(Extracted data entries)
==========

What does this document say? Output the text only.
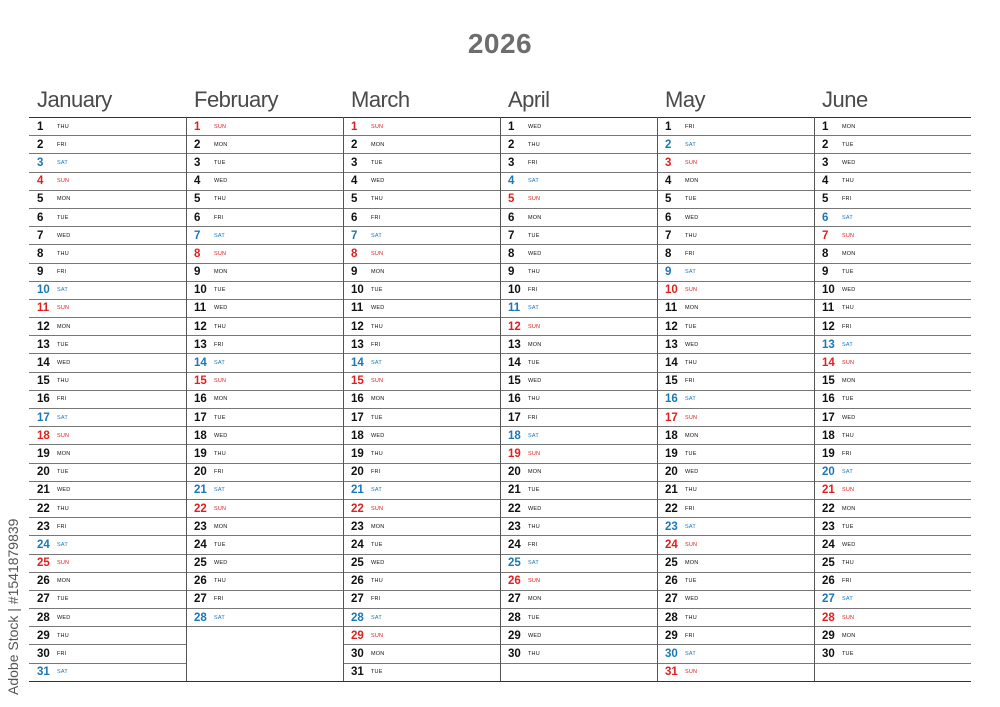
2026
January
1	THU
2	FRI
3	SAT
4	SUN
5	MON
6	TUE
7	WED
8	THU
9	FRI
10 SAT
11	SUN
12 MON
13 TUE
14 WED
15 THU
16 FRI
17 SAT
18 SUN
19 MON
20 TUE
21 WED
22 THU
23 FRI
24 SAT
25 SUN
26 MON
27 TUE
28 WED
29 THU
30 FRI
31 SAT
February
1	SUN
2	MON
3	TUE
4	WED
5	THU
6	FRI
7	SAT
8	SUN
9	MON
10 TUE
11	WED
12 THU
13 FRI
14 SAT
15 SUN
16 MON
17 TUE
18 WED
19 THU
20 FRI
21 SAT
22 SUN
23 MON
24 TUE
25 WED
26 THU
27 FRI
28 SAT
March
1	SUN
2	MON
3	TUE
4	WED
5	THU
6	FRI
7	SAT
8	SUN
9	MON
10 TUE
11	WED
12 THU
13 FRI
14 SAT
15 SUN
16 MON
17 TUE
18 WED
19 THU
20 FRI
21 SAT
22 SUN
23 MON
24 TUE
25 WED
26 THU
27 FRI
28 SAT
29 SUN
30 MON
31 TUE
April
1	WED
2	THU
3	FRI
4	SAT
5	SUN
6	MON
7	TUE
8	WED
9	THU
10 FRI
11	SAT
12 SUN
13 MON
14 TUE
15 WED
16 THU
17 FRI
18 SAT
19 SUN
20 MON
21 TUE
22 WED
23 THU
24 FRI
25 SAT
26 SUN
27 MON
28 TUE
29 WED
30 THU
May
1	FRI
2	SAT
3	SUN
4	MON
5	TUE
6	WED
7	THU
8	FRI
9	SAT
10 SUN
11	MON
12 TUE
13 WED
14 THU
15 FRI
16 SAT
17 SUN
18 MON
19 TUE
20 WED
21 THU
22 FRI
23 SAT
24 SUN
25 MON
26 TUE
27 WED
28 THU
29 FRI
30 SAT
31 SUN
June
1	MON
2	TUE
3	WED
4	THU
5	FRI
6	SAT
7	SUN
8	MON
9	TUE
10 WED
11	THU
12 FRI
13 SAT
14 SUN
15 MON
16 TUE
17 WED
18 THU
19 FRI
20 SAT
21 SUN
22 MON
23 TUE
24 WED
25 THU
26 FRI
27 SAT
28 SUN
29 MON
30 TUE
Adobe Stock | #1541879839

==========

TO DO -> Restate the records above in full, word for word. Keep pictures out.

CORRECT OUTPUT ->
What does this document say? Output the text only.
2026
January
1	THU
2	FRI
3	SAT
4	SUN
5	MON
6	TUE
7	WED
8	THU
9	FRI
10 SAT
11	SUN
12 MON
13 TUE
14 WED
15 THU
16 FRI
17 SAT
18 SUN
19 MON
20 TUE
21 WED
22 THU
23 FRI
24 SAT
25 SUN
26 MON
27 TUE
28 WED
29 THU
30 FRI
31 SAT
February
1	SUN
2	MON
3	TUE
4	WED
5	THU
6	FRI
7	SAT
8	SUN
9	MON
10 TUE
11	WED
12 THU
13 FRI
14 SAT
15 SUN
16 MON
17 TUE
18 WED
19 THU
20 FRI
21 SAT
22 SUN
23 MON
24 TUE
25 WED
26 THU
27 FRI
28 SAT
March
1	SUN
2	MON
3	TUE
4	WED
5	THU
6	FRI
7	SAT
8	SUN
9	MON
10 TUE
11	WED
12 THU
13 FRI
14 SAT
15 SUN
16 MON
17 TUE
18 WED
19 THU
20 FRI
21 SAT
22 SUN
23 MON
24 TUE
25 WED
26 THU
27 FRI
28 SAT
29 SUN
30 MON
31 TUE
April
1	WED
2	THU
3	FRI
4	SAT
5	SUN
6	MON
7	TUE
8	WED
9	THU
10 FRI
11	SAT
12 SUN
13 MON
14 TUE
15 WED
16 THU
17 FRI
18 SAT
19 SUN
20 MON
21 TUE
22 WED
23 THU
24 FRI
25 SAT
26 SUN
27 MON
28 TUE
29 WED
30 THU
May
1	FRI
2	SAT
3	SUN
4	MON
5	TUE
6	WED
7	THU
8	FRI
9	SAT
10 SUN
11	MON
12 TUE
13 WED
14 THU
15 FRI
16 SAT
17 SUN
18 MON
19 TUE
20 WED
21 THU
22 FRI
23 SAT
24 SUN
25 MON
26 TUE
27 WED
28 THU
29 FRI
30 SAT
31 SUN
June
1	MON
2	TUE
3	WED
4	THU
5	FRI
6	SAT
7	SUN
8	MON
9	TUE
10 WED
11	THU
12 FRI
13 SAT
14 SUN
15 MON
16 TUE
17 WED
18 THU
19 FRI
20 SAT
21 SUN
22 MON
23 TUE
24 WED
25 THU
26 FRI
27 SAT
28 SUN
29 MON
30 TUE
Adobe Stock | #1541879839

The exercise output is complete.